Extract provided:
* * *

I'm not sure how he looks "pasty" and "disgusting". There are a lot of posters here who post pictures of women (sic) who, to me, are pasty and pretty much unflattering pictures of women.



> You could find my avatar in any number of mainstream magazines, including GQ, Esquire, Cosmo, Allure, Fitness, Vanity Fair, Elle, Vogue, or any number of travel magazines. On the other hand, you'd have to go to some slimy rag like "Young Studs" or "Gay Boys on Parade" to find a picture like the one that crandc is using in her avatar.


why do you know the names of those magazines?



> It's also worth pointing out that crandc is posting her avatars as a protest against mine. Everyone who is a regular on this board knows this. I post my avatars because I truly enjoy them, while crandc posts her avatars because she knows they will offend most of us. In other words, she's trying to make a political point.


Your previous avatars offended a lot of us too, but you kept doing them.



> Even so, I'm not denying crandc's right to post her own avatar. I'm just registering my disgust with it.


----------



## hasoos (Jan 3, 2003)

Man when I first read this thread I thought "Here we go again, Zbo and Shareef got into a fight after the game and Zbo busted him up, another lovely Trailblazer story." But then I read what happened, and talk about a feeling of relief. :clap:


----------



## Talkhard (May 13, 2003)

> how do you know that he is a homosexual, and that it's being tugged on by another one? . . . Maybe it's a woman (sic) who's tugging on it.


And maybe the cow really did jump over the moon.


----------



## crandc (Sep 15, 2004)

Bravo to hasoos for talking about the SUBJECT of this thread :clap:


----------



## mook (Dec 31, 2002)

> how do you know that he is a homosexual, and that it's being tugged on by another one? . . . Maybe it's a woman (sic) who's tugging on it.


how do we know that Talkhard's avatar wasn't formerly a prostitute or *gasp* a lesbian? I can close my eyes and easily imagine her making out with another hot babe. in fact, I think I will right now. 

*ten minutes later* 

anyway, I actually find crandc's avatar's kind of thought provoking. as a straight guy who's done his fair share of objectifying and ogling (and putting saucy dames in avatars), I'm not afraid to admit she's made me remember something I read in a Political Science class years ago by John Berger: "Men watch women. Women watch themselves being watched."

* * *

Source data:
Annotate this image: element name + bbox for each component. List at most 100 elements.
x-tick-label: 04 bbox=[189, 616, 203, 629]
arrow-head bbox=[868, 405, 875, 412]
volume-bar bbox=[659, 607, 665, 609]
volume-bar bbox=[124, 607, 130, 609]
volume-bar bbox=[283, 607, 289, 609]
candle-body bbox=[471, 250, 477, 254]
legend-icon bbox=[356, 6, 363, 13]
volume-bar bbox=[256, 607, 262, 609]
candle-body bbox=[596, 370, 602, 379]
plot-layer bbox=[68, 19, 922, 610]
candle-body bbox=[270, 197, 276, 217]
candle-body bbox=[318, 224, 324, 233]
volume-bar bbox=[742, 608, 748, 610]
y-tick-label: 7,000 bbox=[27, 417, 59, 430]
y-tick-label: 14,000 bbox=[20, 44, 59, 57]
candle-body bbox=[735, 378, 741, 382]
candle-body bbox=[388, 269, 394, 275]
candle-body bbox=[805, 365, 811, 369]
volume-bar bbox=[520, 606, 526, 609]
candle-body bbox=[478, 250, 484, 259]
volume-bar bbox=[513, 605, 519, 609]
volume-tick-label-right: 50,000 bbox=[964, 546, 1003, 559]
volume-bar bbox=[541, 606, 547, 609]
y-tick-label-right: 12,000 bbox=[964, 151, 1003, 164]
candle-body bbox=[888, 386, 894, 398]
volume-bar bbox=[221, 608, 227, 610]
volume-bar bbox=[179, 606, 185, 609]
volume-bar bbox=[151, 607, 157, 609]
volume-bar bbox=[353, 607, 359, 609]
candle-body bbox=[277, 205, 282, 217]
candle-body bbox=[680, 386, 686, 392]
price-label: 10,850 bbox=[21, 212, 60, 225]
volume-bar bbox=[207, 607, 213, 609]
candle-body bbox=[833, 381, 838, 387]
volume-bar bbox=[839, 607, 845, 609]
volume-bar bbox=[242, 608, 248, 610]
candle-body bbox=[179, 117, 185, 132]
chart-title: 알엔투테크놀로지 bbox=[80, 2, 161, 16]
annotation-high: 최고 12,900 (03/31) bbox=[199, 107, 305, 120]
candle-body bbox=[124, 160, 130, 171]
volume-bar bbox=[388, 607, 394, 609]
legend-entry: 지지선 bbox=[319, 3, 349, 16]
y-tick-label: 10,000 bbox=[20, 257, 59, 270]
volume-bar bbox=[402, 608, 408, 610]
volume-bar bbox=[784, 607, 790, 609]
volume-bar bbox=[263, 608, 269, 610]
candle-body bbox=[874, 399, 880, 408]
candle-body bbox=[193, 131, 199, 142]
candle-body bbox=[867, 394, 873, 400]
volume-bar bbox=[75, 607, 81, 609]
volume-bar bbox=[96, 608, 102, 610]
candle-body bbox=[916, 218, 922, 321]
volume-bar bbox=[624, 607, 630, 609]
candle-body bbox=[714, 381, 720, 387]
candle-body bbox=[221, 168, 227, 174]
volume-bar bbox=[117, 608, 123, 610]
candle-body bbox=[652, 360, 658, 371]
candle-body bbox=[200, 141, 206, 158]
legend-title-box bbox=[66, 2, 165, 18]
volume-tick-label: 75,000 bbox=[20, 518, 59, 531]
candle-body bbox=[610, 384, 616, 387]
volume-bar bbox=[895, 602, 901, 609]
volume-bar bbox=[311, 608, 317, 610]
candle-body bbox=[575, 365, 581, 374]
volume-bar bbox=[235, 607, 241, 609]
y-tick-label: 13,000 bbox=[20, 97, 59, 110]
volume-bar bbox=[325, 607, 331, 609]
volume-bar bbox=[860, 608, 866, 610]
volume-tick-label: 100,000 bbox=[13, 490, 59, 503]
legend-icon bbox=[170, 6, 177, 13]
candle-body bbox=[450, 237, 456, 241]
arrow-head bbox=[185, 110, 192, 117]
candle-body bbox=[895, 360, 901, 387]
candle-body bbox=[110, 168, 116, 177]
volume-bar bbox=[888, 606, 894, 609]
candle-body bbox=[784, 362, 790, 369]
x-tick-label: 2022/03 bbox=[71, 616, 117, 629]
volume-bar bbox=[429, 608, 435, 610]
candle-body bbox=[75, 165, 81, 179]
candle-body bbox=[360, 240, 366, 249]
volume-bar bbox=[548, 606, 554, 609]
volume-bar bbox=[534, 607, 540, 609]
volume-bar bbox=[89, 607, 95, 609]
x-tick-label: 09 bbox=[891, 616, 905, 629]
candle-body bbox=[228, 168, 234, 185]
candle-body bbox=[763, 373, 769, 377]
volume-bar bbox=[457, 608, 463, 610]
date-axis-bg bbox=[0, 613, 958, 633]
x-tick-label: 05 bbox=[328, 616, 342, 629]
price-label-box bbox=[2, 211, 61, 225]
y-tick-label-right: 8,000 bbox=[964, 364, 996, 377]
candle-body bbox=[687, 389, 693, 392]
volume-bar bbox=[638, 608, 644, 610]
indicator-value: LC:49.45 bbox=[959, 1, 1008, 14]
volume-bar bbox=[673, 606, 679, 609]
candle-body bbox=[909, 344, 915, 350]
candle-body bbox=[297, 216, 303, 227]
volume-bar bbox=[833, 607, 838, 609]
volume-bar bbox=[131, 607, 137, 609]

* * *

Tasks:
1 > In the forum thread, which author does mook quote from a Political Science class?
2 > State whether each statement below agrees with the forum thread. Answer yes or no, and quote the deciding words.
(a) Hasoos felt relief after reading what had happened.
(b) Crandc criticizes hasoos for straying from the subject of the thread.
(c) The thread contains a claim that crandc has no right to post her own avatar.
3 > Translate this sentence from the forum thread into Spanish: "Your previous avatars offended a lot of us too, but you kept doing them."

Set of answers:
1 > John Berger.

2 >
(a) Yes: "talk about a feeling of relief"
(b) No: "Bravo to hasoos for talking about the SUBJECT of this thread"
(c) No: "I'm not denying crandc's right to post her own avatar."

3 > Tus avatares anteriores también ofendieron a muchos de nosotros, pero seguiste poniéndolos.